EXERCISE →
Quote each line of the material verbatim, without the pictures.

### EXTRACTED MATERIAL

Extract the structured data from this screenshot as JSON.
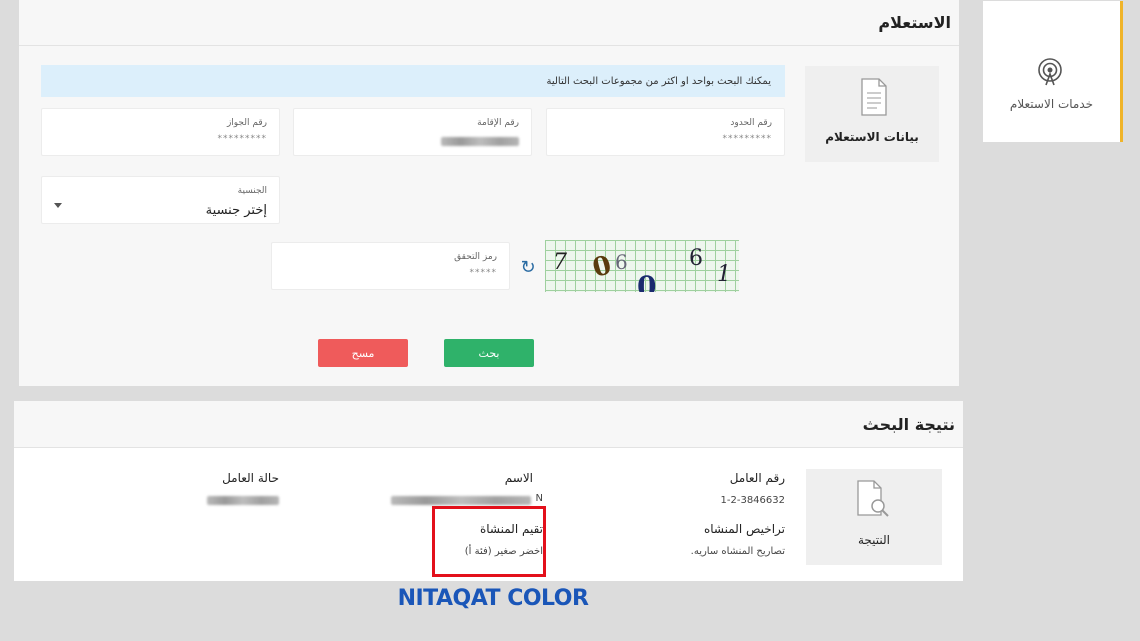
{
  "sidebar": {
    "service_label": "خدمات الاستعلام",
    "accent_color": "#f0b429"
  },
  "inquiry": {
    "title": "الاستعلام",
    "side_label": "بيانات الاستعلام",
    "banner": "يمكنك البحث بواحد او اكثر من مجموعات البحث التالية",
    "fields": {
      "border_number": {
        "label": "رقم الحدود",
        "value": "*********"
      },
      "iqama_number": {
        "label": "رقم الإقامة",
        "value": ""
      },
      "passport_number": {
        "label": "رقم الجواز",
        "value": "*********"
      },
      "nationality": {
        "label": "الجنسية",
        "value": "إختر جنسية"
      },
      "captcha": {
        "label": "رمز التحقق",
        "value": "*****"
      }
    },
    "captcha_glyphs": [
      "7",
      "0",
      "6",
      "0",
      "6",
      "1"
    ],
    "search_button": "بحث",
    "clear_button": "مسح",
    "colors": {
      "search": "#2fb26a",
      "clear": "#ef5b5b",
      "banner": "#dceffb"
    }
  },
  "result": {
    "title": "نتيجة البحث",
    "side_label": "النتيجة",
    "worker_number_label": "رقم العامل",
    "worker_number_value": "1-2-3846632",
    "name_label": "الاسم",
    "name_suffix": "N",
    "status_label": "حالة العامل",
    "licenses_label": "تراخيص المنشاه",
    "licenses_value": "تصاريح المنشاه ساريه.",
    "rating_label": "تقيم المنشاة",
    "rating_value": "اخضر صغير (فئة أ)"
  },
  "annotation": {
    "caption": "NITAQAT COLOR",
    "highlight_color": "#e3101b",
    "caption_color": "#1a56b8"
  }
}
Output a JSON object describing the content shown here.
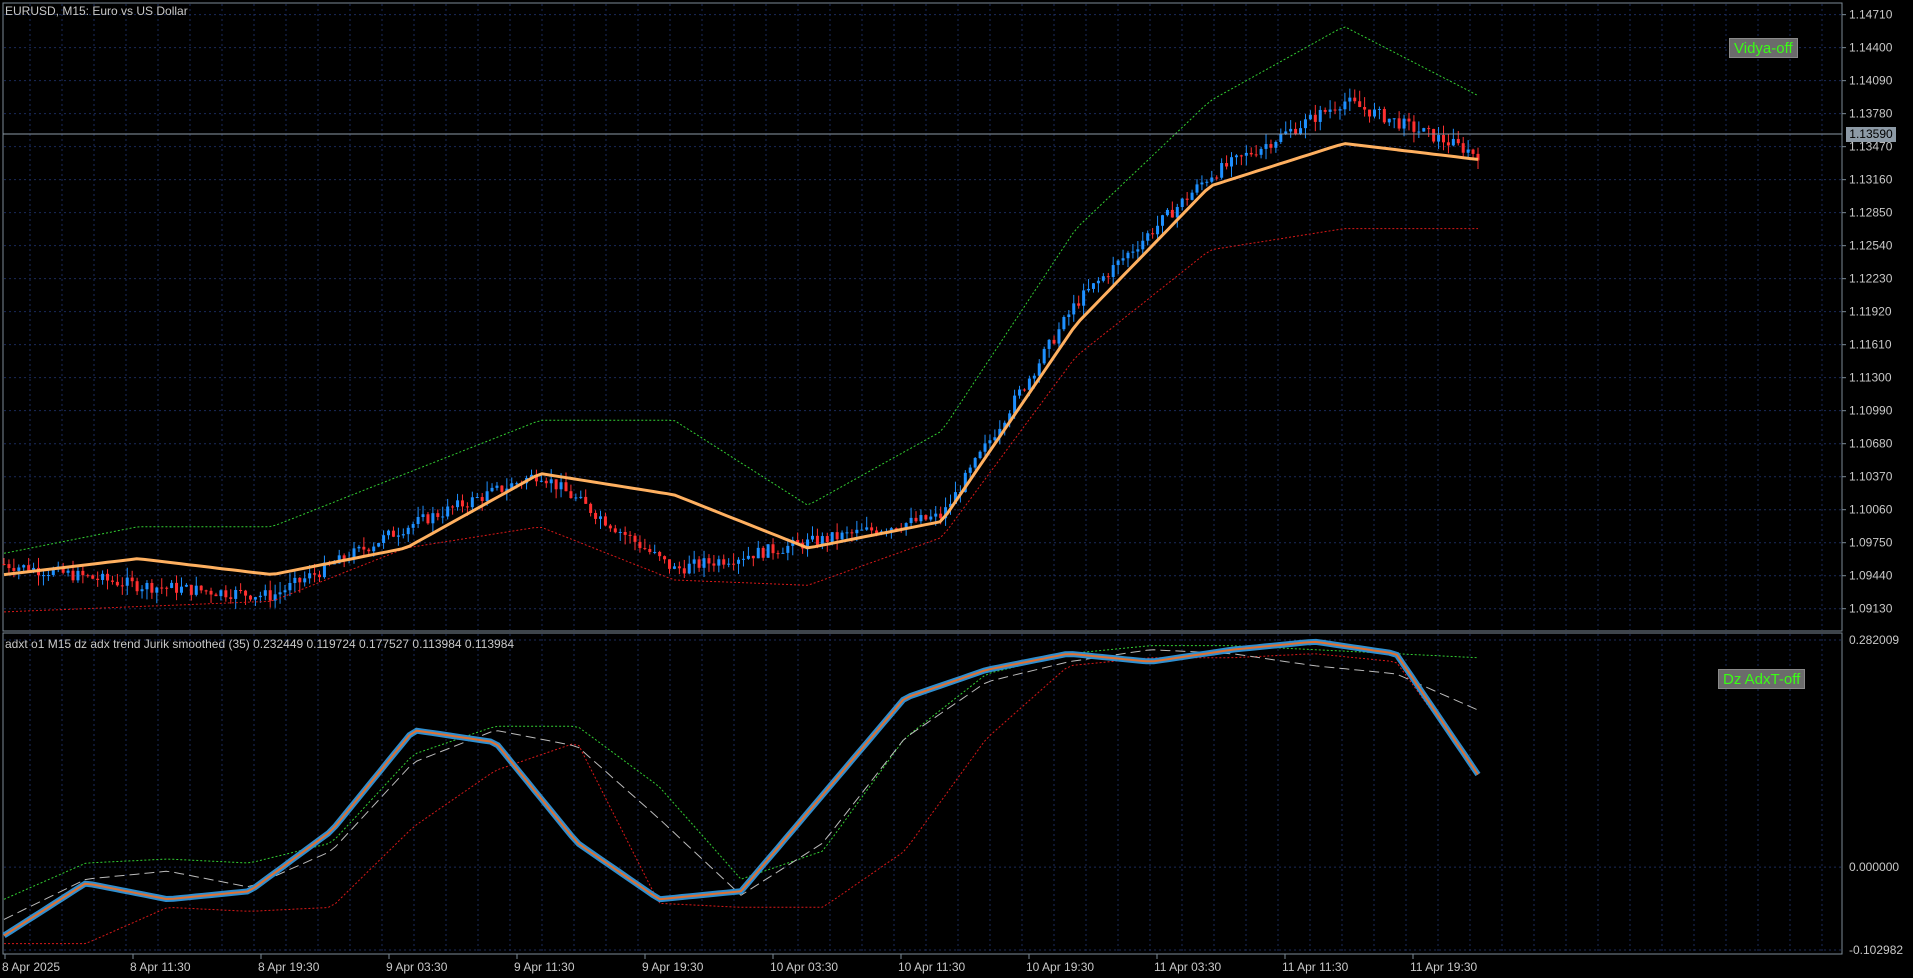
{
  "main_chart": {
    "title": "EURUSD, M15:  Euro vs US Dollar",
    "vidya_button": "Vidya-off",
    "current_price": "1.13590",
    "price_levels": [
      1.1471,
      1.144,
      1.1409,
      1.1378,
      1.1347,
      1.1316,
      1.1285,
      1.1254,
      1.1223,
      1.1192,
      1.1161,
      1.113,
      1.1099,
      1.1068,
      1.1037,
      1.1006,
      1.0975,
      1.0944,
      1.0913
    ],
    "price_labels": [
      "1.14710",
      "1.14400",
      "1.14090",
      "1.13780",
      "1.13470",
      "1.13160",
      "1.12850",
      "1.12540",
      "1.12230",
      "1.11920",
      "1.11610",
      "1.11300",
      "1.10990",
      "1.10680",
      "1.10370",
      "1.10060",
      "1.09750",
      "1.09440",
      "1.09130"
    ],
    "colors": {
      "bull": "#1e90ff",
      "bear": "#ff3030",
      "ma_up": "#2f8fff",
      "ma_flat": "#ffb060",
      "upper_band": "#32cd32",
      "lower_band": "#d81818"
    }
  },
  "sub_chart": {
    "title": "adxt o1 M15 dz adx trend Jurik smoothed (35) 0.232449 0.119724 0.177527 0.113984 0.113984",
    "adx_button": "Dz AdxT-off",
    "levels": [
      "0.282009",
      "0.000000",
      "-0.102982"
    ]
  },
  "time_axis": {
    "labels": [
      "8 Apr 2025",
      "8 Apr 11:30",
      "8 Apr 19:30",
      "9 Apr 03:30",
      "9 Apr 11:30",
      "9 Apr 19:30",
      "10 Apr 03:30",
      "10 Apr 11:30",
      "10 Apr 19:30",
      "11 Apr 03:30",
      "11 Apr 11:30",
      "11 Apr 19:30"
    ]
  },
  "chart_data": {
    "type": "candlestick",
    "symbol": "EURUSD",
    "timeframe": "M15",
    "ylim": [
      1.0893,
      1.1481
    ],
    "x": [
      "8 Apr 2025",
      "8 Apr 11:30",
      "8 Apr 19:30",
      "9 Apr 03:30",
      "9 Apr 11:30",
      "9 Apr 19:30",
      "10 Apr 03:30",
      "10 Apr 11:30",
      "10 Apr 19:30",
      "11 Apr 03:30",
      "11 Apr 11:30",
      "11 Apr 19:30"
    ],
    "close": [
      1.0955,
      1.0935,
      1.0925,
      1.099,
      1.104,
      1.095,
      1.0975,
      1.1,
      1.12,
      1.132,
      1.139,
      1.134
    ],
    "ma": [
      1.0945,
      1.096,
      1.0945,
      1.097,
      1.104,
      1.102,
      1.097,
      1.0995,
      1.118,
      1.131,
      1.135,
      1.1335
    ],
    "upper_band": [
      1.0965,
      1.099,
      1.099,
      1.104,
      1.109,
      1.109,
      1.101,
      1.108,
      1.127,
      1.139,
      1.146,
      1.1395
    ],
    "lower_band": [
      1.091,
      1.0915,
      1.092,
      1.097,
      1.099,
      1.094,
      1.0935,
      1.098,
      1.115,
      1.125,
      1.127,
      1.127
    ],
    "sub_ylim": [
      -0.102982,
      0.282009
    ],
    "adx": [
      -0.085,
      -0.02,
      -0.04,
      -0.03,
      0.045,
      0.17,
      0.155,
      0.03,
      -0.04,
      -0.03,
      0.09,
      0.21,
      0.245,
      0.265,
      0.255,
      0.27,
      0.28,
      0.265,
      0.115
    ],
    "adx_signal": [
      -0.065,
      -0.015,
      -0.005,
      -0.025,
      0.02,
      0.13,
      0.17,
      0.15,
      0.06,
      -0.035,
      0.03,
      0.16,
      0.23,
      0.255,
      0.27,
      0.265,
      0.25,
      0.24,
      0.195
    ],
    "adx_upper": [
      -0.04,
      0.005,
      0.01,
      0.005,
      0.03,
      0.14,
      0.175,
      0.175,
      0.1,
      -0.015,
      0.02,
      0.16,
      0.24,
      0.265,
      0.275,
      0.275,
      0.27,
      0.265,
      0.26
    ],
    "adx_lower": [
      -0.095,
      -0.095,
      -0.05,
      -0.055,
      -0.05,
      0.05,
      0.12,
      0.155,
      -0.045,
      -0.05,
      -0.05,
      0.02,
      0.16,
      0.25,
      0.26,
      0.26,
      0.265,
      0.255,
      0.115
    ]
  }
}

######

EXERCISE SOLUTION →
Extract the structured data from this screenshot as JSON.
{
  "sidebar": {
    "service_label": "خدمات الاستعلام",
    "accent_color": "#f0b429"
  },
  "inquiry": {
    "title": "الاستعلام",
    "side_label": "بيانات الاستعلام",
    "banner": "يمكنك البحث بواحد او اكثر من مجموعات البحث التالية",
    "fields": {
      "border_number": {
        "label": "رقم الحدود",
        "value": "*********"
      },
      "iqama_number": {
        "label": "رقم الإقامة",
        "value": ""
      },
      "passport_number": {
        "label": "رقم الجواز",
        "value": "*********"
      },
      "nationality": {
        "label": "الجنسية",
        "value": "إختر جنسية"
      },
      "captcha": {
        "label": "رمز التحقق",
        "value": "*****"
      }
    },
    "captcha_glyphs": [
      "7",
      "0",
      "6",
      "0",
      "6",
      "1"
    ],
    "search_button": "بحث",
    "clear_button": "مسح",
    "colors": {
      "search": "#2fb26a",
      "clear": "#ef5b5b",
      "banner": "#dceffb"
    }
  },
  "result": {
    "title": "نتيجة البحث",
    "side_label": "النتيجة",
    "worker_number_label": "رقم العامل",
    "worker_number_value": "1-2-3846632",
    "name_label": "الاسم",
    "name_suffix": "N",
    "status_label": "حالة العامل",
    "licenses_label": "تراخيص المنشاه",
    "licenses_value": "تصاريح المنشاه ساريه.",
    "rating_label": "تقيم المنشاة",
    "rating_value": "اخضر صغير (فئة أ)"
  },
  "annotation": {
    "caption": "NITAQAT COLOR",
    "highlight_color": "#e3101b",
    "caption_color": "#1a56b8"
  }
}
Output a JSON object describing the content shown here.
{
  "main_chart": {
    "title": "EURUSD, M15:  Euro vs US Dollar",
    "vidya_button": "Vidya-off",
    "current_price": "1.13590",
    "price_levels": [
      1.1471,
      1.144,
      1.1409,
      1.1378,
      1.1347,
      1.1316,
      1.1285,
      1.1254,
      1.1223,
      1.1192,
      1.1161,
      1.113,
      1.1099,
      1.1068,
      1.1037,
      1.1006,
      1.0975,
      1.0944,
      1.0913
    ],
    "price_labels": [
      "1.14710",
      "1.14400",
      "1.14090",
      "1.13780",
      "1.13470",
      "1.13160",
      "1.12850",
      "1.12540",
      "1.12230",
      "1.11920",
      "1.11610",
      "1.11300",
      "1.10990",
      "1.10680",
      "1.10370",
      "1.10060",
      "1.09750",
      "1.09440",
      "1.09130"
    ],
    "colors": {
      "bull": "#1e90ff",
      "bear": "#ff3030",
      "ma_up": "#2f8fff",
      "ma_flat": "#ffb060",
      "upper_band": "#32cd32",
      "lower_band": "#d81818"
    }
  },
  "sub_chart": {
    "title": "adxt o1 M15 dz adx trend Jurik smoothed (35) 0.232449 0.119724 0.177527 0.113984 0.113984",
    "adx_button": "Dz AdxT-off",
    "levels": [
      "0.282009",
      "0.000000",
      "-0.102982"
    ]
  },
  "time_axis": {
    "labels": [
      "8 Apr 2025",
      "8 Apr 11:30",
      "8 Apr 19:30",
      "9 Apr 03:30",
      "9 Apr 11:30",
      "9 Apr 19:30",
      "10 Apr 03:30",
      "10 Apr 11:30",
      "10 Apr 19:30",
      "11 Apr 03:30",
      "11 Apr 11:30",
      "11 Apr 19:30"
    ]
  },
  "chart_data": {
    "type": "candlestick",
    "symbol": "EURUSD",
    "timeframe": "M15",
    "ylim": [
      1.0893,
      1.1481
    ],
    "x": [
      "8 Apr 2025",
      "8 Apr 11:30",
      "8 Apr 19:30",
      "9 Apr 03:30",
      "9 Apr 11:30",
      "9 Apr 19:30",
      "10 Apr 03:30",
      "10 Apr 11:30",
      "10 Apr 19:30",
      "11 Apr 03:30",
      "11 Apr 11:30",
      "11 Apr 19:30"
    ],
    "close": [
      1.0955,
      1.0935,
      1.0925,
      1.099,
      1.104,
      1.095,
      1.0975,
      1.1,
      1.12,
      1.132,
      1.139,
      1.134
    ],
    "ma": [
      1.0945,
      1.096,
      1.0945,
      1.097,
      1.104,
      1.102,
      1.097,
      1.0995,
      1.118,
      1.131,
      1.135,
      1.1335
    ],
    "upper_band": [
      1.0965,
      1.099,
      1.099,
      1.104,
      1.109,
      1.109,
      1.101,
      1.108,
      1.127,
      1.139,
      1.146,
      1.1395
    ],
    "lower_band": [
      1.091,
      1.0915,
      1.092,
      1.097,
      1.099,
      1.094,
      1.0935,
      1.098,
      1.115,
      1.125,
      1.127,
      1.127
    ],
    "sub_ylim": [
      -0.102982,
      0.282009
    ],
    "adx": [
      -0.085,
      -0.02,
      -0.04,
      -0.03,
      0.045,
      0.17,
      0.155,
      0.03,
      -0.04,
      -0.03,
      0.09,
      0.21,
      0.245,
      0.265,
      0.255,
      0.27,
      0.28,
      0.265,
      0.115
    ],
    "adx_signal": [
      -0.065,
      -0.015,
      -0.005,
      -0.025,
      0.02,
      0.13,
      0.17,
      0.15,
      0.06,
      -0.035,
      0.03,
      0.16,
      0.23,
      0.255,
      0.27,
      0.265,
      0.25,
      0.24,
      0.195
    ],
    "adx_upper": [
      -0.04,
      0.005,
      0.01,
      0.005,
      0.03,
      0.14,
      0.175,
      0.175,
      0.1,
      -0.015,
      0.02,
      0.16,
      0.24,
      0.265,
      0.275,
      0.275,
      0.27,
      0.265,
      0.26
    ],
    "adx_lower": [
      -0.095,
      -0.095,
      -0.05,
      -0.055,
      -0.05,
      0.05,
      0.12,
      0.155,
      -0.045,
      -0.05,
      -0.05,
      0.02,
      0.16,
      0.25,
      0.26,
      0.26,
      0.265,
      0.255,
      0.115
    ]
  }
}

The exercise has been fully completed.